# What is needed
Restate the complete material exactly.

# Records shown
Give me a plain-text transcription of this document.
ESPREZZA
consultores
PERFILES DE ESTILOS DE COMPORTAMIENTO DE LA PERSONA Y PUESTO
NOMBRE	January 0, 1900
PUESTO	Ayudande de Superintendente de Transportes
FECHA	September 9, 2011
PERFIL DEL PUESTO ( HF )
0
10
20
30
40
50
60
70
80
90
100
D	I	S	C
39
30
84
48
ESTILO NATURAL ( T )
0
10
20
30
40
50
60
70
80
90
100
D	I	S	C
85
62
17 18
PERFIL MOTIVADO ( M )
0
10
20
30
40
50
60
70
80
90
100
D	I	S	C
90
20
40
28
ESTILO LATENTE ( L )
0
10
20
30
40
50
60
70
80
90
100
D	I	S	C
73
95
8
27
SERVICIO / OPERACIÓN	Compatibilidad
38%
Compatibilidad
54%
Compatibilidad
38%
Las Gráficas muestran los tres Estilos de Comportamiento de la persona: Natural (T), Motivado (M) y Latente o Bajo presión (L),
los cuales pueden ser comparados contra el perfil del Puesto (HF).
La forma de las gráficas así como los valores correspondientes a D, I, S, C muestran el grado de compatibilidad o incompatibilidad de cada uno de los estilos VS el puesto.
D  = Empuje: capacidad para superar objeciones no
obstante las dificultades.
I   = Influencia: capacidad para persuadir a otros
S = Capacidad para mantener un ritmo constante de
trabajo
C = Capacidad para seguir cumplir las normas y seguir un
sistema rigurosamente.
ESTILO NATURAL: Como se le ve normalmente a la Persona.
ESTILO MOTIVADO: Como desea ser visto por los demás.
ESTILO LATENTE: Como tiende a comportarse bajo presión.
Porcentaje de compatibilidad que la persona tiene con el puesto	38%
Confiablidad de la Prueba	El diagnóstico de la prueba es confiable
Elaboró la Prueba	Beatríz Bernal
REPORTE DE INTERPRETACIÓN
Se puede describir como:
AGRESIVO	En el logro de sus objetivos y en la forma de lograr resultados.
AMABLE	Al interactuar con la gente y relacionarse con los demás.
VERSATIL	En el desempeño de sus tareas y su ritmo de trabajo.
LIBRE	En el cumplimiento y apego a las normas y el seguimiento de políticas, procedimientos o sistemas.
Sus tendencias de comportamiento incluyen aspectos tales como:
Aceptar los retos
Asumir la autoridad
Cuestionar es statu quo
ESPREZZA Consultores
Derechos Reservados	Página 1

# Response to the task
Give me a plain-text transcription of this document.
ESPREZZA
consultores
PERFILES DE ESTILOS DE COMPORTAMIENTO DE LA PERSONA Y PUESTO
NOMBRE	January 0, 1900
PUESTO	Ayudande de Superintendente de Transportes
FECHA	September 9, 2011
PERFIL DEL PUESTO ( HF )
0
10
20
30
40
50
60
70
80
90
100
D	I	S	C
39
30
84
48
ESTILO NATURAL ( T )
0
10
20
30
40
50
60
70
80
90
100
D	I	S	C
85
62
17 18
PERFIL MOTIVADO ( M )
0
10
20
30
40
50
60
70
80
90
100
D	I	S	C
90
20
40
28
ESTILO LATENTE ( L )
0
10
20
30
40
50
60
70
80
90
100
D	I	S	C
73
95
8
27
SERVICIO / OPERACIÓN	Compatibilidad
38%
Compatibilidad
54%
Compatibilidad
38%
Las Gráficas muestran los tres Estilos de Comportamiento de la persona: Natural (T), Motivado (M) y Latente o Bajo presión (L),
los cuales pueden ser comparados contra el perfil del Puesto (HF).
La forma de las gráficas así como los valores correspondientes a D, I, S, C muestran el grado de compatibilidad o incompatibilidad de cada uno de los estilos VS el puesto.
D  = Empuje: capacidad para superar objeciones no
obstante las dificultades.
I   = Influencia: capacidad para persuadir a otros
S = Capacidad para mantener un ritmo constante de
trabajo
C = Capacidad para seguir cumplir las normas y seguir un
sistema rigurosamente.
ESTILO NATURAL: Como se le ve normalmente a la Persona.
ESTILO MOTIVADO: Como desea ser visto por los demás.
ESTILO LATENTE: Como tiende a comportarse bajo presión.
Porcentaje de compatibilidad que la persona tiene con el puesto	38%
Confiablidad de la Prueba	El diagnóstico de la prueba es confiable
Elaboró la Prueba	Beatríz Bernal
REPORTE DE INTERPRETACIÓN
Se puede describir como:
AGRESIVO	En el logro de sus objetivos y en la forma de lograr resultados.
AMABLE	Al interactuar con la gente y relacionarse con los demás.
VERSATIL	En el desempeño de sus tareas y su ritmo de trabajo.
LIBRE	En el cumplimiento y apego a las normas y el seguimiento de políticas, procedimientos o sistemas.
Sus tendencias de comportamiento incluyen aspectos tales como:
Aceptar los retos
Asumir la autoridad
Cuestionar es statu quo
ESPREZZA Consultores
Derechos Reservados	Página 1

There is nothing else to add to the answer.